▸ **Exercise**
Reproduce the lines below exactly, leaving out the pictures.

=====

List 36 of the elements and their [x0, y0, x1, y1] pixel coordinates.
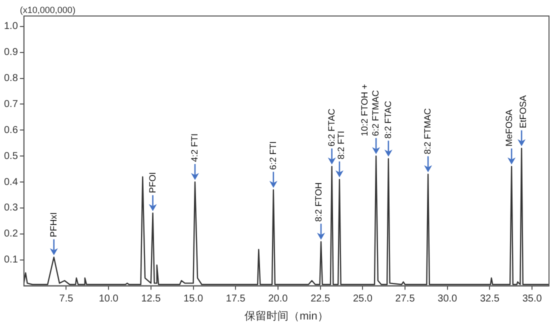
x-tick-label: 15.0	[184, 294, 204, 305]
x-tick-label: 12.5	[141, 294, 162, 305]
y-tick-label: 0.6	[4, 124, 18, 136]
annotation: PFOI	[147, 172, 158, 194]
annotation: 4:2 FTI	[189, 134, 200, 162]
annotation: 8:2 FTI	[336, 130, 346, 160]
y-tick-label: 0.2	[4, 228, 18, 240]
y-tick-label: 0.8	[4, 73, 18, 84]
y-tick-label: 0.1	[4, 254, 18, 266]
y-tick-label: 0.3	[4, 202, 18, 214]
x-tick-label: 22.5	[310, 294, 330, 305]
annotation: EtFOSA	[518, 95, 528, 128]
x-tick-label: 32.5	[480, 294, 500, 305]
x-tick-label: 35.0	[522, 294, 542, 305]
annotation: 6:2 FTI	[268, 141, 278, 170]
y-axis-title: (x10,000,000)	[20, 4, 76, 15]
annotation: 8:2 FTOH	[313, 182, 324, 222]
x-tick-label: 25.0	[352, 294, 373, 305]
x-axis-title: 保留时间（min）	[244, 309, 328, 322]
y-tick-label: 0.9	[4, 47, 18, 58]
annotation: 8:2 FTMAC	[422, 108, 433, 154]
x-tick-label: 20.0	[268, 294, 288, 305]
annotation: 6:2 FTAC	[326, 108, 336, 146]
y-tick-label: 1.0	[4, 21, 18, 32]
x-tick-label: 10.0	[98, 294, 119, 305]
y-tick-label: 0.4	[4, 176, 18, 188]
annotation: 10:2 FTOH + 6:2 FTMAC	[360, 84, 381, 136]
y-tick-label: 0.5	[4, 150, 18, 162]
annotation: 8:2 FTAC	[382, 100, 393, 139]
annotation: MeFOSA	[504, 109, 514, 146]
x-tick-label: 7.5	[59, 294, 74, 305]
x-tick-label: 30.0	[438, 294, 458, 305]
x-tick-label: 27.5	[395, 294, 416, 305]
y-tick-label: 0.7	[4, 98, 18, 110]
x-tick-label: 17.5	[226, 294, 246, 305]
annotation: PFHxI	[48, 212, 58, 238]
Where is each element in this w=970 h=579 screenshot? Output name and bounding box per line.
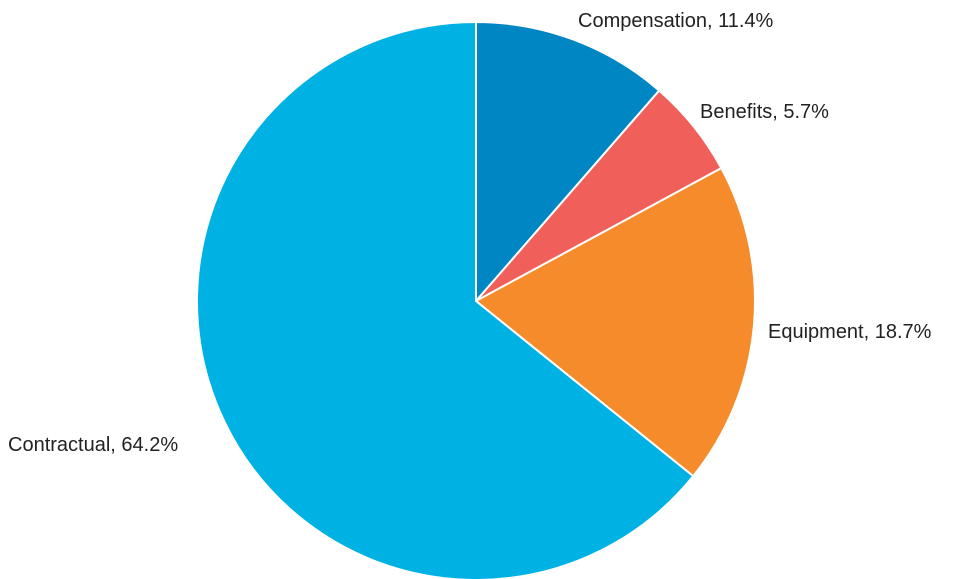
pie-slices bbox=[196, 20, 756, 579]
pie-slice-equipment bbox=[474, 166, 756, 478]
pie-labels: Compensation, 11.4% Benefits, 5.7% Equip… bbox=[8, 10, 932, 456]
pie-slice-contractual bbox=[196, 20, 695, 579]
pie-slice-compensation bbox=[475, 20, 661, 304]
slice-label-contractual: Contractual, 64.2% bbox=[8, 434, 178, 456]
slice-label-benefits: Benefits, 5.7% bbox=[700, 101, 829, 123]
slice-label-compensation: Compensation, 11.4% bbox=[578, 10, 774, 32]
slice-label-equipment: Equipment, 18.7% bbox=[768, 321, 932, 343]
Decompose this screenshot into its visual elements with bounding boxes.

=====

▸ **Answer to this exercise**
List 36 of the elements and their [x0, y0, x1, y1] pixel coordinates.
x-tick-label: 15.0	[184, 294, 204, 305]
x-tick-label: 12.5	[141, 294, 162, 305]
y-tick-label: 0.6	[4, 124, 18, 136]
annotation: PFOI	[147, 172, 158, 194]
annotation: 4:2 FTI	[189, 134, 200, 162]
annotation: 8:2 FTI	[336, 130, 346, 160]
y-tick-label: 0.2	[4, 228, 18, 240]
y-tick-label: 0.8	[4, 73, 18, 84]
y-tick-label: 0.1	[4, 254, 18, 266]
y-tick-label: 0.3	[4, 202, 18, 214]
x-tick-label: 22.5	[310, 294, 330, 305]
annotation: EtFOSA	[518, 95, 528, 128]
x-tick-label: 32.5	[480, 294, 500, 305]
x-tick-label: 35.0	[522, 294, 542, 305]
annotation: 6:2 FTI	[268, 141, 278, 170]
y-axis-title: (x10,000,000)	[20, 4, 76, 15]
annotation: 8:2 FTOH	[313, 182, 324, 222]
x-tick-label: 25.0	[352, 294, 373, 305]
x-axis-title: 保留时间（min）	[244, 309, 328, 322]
y-tick-label: 0.9	[4, 47, 18, 58]
annotation: 8:2 FTMAC	[422, 108, 433, 154]
x-tick-label: 20.0	[268, 294, 288, 305]
annotation: 6:2 FTAC	[326, 108, 336, 146]
y-tick-label: 1.0	[4, 21, 18, 32]
x-tick-label: 10.0	[98, 294, 119, 305]
y-tick-label: 0.4	[4, 176, 18, 188]
annotation: 10:2 FTOH + 6:2 FTMAC	[360, 84, 381, 136]
y-tick-label: 0.5	[4, 150, 18, 162]
annotation: 8:2 FTAC	[382, 100, 393, 139]
annotation: MeFOSA	[504, 109, 514, 146]
x-tick-label: 7.5	[59, 294, 74, 305]
x-tick-label: 30.0	[438, 294, 458, 305]
x-tick-label: 27.5	[395, 294, 416, 305]
y-tick-label: 0.7	[4, 98, 18, 110]
x-tick-label: 17.5	[226, 294, 246, 305]
annotation: PFHxI	[48, 212, 58, 238]
Where is each element in this w=970 h=579 screenshot? Output name and bounding box per line.
pie-slices bbox=[196, 20, 756, 579]
pie-slice-equipment bbox=[474, 166, 756, 478]
pie-labels: Compensation, 11.4% Benefits, 5.7% Equip… bbox=[8, 10, 932, 456]
pie-slice-contractual bbox=[196, 20, 695, 579]
pie-slice-compensation bbox=[475, 20, 661, 304]
slice-label-contractual: Contractual, 64.2% bbox=[8, 434, 178, 456]
slice-label-benefits: Benefits, 5.7% bbox=[700, 101, 829, 123]
slice-label-compensation: Compensation, 11.4% bbox=[578, 10, 774, 32]
slice-label-equipment: Equipment, 18.7% bbox=[768, 321, 932, 343]
Decompose this screenshot into its visual elements with bounding boxes.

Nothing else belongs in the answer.